[start Task data]

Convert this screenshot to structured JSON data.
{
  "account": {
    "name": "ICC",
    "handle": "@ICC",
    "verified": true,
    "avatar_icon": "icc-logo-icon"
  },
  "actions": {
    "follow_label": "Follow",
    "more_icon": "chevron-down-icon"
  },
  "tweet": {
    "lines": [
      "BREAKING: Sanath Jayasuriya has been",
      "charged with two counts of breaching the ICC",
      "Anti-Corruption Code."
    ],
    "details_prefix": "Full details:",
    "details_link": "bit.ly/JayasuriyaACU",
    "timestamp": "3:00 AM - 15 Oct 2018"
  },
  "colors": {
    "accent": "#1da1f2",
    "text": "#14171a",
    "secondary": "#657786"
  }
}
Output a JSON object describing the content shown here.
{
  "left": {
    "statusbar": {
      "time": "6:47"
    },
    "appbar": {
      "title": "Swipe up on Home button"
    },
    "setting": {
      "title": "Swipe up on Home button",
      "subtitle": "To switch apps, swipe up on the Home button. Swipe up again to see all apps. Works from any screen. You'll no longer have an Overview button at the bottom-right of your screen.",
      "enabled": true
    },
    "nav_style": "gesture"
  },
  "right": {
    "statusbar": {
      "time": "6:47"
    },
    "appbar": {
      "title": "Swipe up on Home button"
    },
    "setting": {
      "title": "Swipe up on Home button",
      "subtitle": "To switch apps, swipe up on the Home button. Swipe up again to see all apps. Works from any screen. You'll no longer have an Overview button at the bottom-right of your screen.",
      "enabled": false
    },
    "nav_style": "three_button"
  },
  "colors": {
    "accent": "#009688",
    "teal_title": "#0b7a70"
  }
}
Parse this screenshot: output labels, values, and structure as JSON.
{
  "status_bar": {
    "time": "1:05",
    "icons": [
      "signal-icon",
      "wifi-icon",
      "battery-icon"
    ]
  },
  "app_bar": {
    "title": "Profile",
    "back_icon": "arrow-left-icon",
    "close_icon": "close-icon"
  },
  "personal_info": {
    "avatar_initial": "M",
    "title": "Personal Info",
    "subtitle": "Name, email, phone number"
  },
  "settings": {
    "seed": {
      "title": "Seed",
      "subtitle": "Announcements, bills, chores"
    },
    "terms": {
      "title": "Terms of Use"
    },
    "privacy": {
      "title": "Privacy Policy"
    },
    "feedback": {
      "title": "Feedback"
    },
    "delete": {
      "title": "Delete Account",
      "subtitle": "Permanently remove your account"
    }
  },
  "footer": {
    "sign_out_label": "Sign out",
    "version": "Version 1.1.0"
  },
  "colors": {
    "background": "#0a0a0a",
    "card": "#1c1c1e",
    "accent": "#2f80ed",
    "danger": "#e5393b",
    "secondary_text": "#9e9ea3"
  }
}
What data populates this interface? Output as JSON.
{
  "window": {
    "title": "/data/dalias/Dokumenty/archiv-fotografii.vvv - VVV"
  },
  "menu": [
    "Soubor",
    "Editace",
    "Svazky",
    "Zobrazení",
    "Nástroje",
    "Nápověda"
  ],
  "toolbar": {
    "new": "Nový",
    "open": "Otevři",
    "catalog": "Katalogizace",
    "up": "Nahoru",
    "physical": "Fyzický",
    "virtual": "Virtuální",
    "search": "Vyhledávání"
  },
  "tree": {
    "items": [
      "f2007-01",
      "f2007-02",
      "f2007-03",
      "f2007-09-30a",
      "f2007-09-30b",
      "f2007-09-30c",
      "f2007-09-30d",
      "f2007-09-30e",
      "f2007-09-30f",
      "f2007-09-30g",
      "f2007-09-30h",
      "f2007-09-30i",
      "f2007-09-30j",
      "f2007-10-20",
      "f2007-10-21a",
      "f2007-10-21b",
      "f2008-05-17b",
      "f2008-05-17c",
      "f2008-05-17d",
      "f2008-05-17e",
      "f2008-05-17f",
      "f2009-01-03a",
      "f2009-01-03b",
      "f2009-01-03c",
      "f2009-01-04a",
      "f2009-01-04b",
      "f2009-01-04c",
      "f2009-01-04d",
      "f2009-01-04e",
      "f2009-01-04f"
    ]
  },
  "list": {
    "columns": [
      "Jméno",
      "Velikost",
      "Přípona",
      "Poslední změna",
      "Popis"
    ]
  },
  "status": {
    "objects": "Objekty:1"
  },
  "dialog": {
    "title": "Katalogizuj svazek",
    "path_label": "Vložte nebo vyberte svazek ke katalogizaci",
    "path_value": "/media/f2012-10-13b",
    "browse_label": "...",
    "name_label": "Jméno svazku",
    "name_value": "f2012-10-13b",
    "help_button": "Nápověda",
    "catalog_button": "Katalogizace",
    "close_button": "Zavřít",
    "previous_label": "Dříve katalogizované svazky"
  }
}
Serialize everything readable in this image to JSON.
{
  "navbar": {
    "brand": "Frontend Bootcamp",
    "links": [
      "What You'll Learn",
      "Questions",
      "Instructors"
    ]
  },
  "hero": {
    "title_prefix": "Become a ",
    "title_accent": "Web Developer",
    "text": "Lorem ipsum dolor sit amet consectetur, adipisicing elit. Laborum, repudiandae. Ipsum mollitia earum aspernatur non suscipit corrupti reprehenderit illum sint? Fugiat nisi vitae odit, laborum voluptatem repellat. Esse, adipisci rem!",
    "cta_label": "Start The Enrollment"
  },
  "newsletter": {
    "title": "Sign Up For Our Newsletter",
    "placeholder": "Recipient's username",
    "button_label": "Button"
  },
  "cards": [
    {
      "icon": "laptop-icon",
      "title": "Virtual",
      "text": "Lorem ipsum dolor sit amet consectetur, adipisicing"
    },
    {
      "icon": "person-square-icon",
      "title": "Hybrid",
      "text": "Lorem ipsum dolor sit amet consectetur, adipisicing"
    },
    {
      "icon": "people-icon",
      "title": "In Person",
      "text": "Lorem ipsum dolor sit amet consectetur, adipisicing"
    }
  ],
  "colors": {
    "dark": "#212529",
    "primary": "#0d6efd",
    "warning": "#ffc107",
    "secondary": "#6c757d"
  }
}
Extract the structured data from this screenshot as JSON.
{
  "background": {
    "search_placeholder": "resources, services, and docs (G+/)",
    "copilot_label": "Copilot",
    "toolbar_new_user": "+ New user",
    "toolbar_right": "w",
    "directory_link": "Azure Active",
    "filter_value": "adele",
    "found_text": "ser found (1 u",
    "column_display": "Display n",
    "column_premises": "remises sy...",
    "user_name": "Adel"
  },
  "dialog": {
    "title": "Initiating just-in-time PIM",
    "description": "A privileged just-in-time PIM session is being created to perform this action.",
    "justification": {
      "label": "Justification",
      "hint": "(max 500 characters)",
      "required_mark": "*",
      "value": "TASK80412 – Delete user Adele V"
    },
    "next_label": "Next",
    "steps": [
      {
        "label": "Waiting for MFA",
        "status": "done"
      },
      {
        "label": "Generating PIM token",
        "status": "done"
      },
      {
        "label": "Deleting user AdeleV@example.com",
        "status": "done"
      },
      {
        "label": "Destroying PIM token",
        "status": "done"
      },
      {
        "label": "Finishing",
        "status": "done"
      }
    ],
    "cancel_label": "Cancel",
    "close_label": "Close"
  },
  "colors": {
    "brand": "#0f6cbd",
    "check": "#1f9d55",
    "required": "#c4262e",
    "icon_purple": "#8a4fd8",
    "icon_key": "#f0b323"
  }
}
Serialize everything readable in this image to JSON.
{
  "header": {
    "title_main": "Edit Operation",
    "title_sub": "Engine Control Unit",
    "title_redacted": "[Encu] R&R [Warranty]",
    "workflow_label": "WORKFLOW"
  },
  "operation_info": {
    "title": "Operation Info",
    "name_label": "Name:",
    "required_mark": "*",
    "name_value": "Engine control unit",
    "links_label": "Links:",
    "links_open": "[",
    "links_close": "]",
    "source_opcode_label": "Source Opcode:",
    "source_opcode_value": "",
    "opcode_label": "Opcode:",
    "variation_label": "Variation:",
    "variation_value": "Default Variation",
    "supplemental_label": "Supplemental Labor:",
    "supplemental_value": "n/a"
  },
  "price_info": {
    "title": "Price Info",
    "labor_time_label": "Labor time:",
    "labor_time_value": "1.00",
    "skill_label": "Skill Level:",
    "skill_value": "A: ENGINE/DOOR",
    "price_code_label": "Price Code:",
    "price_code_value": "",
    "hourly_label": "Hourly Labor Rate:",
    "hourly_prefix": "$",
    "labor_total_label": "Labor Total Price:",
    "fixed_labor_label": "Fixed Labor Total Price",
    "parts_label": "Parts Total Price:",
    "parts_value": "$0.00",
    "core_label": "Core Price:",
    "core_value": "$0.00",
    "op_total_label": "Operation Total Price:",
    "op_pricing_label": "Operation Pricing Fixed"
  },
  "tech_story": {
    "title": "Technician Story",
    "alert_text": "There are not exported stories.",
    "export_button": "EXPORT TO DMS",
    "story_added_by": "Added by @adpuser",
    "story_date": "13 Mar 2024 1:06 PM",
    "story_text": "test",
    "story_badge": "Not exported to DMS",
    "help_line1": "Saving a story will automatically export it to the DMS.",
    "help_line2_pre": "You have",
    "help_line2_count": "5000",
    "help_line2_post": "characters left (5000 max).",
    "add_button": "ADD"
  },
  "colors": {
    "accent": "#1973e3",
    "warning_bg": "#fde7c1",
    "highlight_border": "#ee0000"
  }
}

[end Task data]

How many lines of these entries hold the string "What"? Answer with the number alone.

- _Complete answer_
2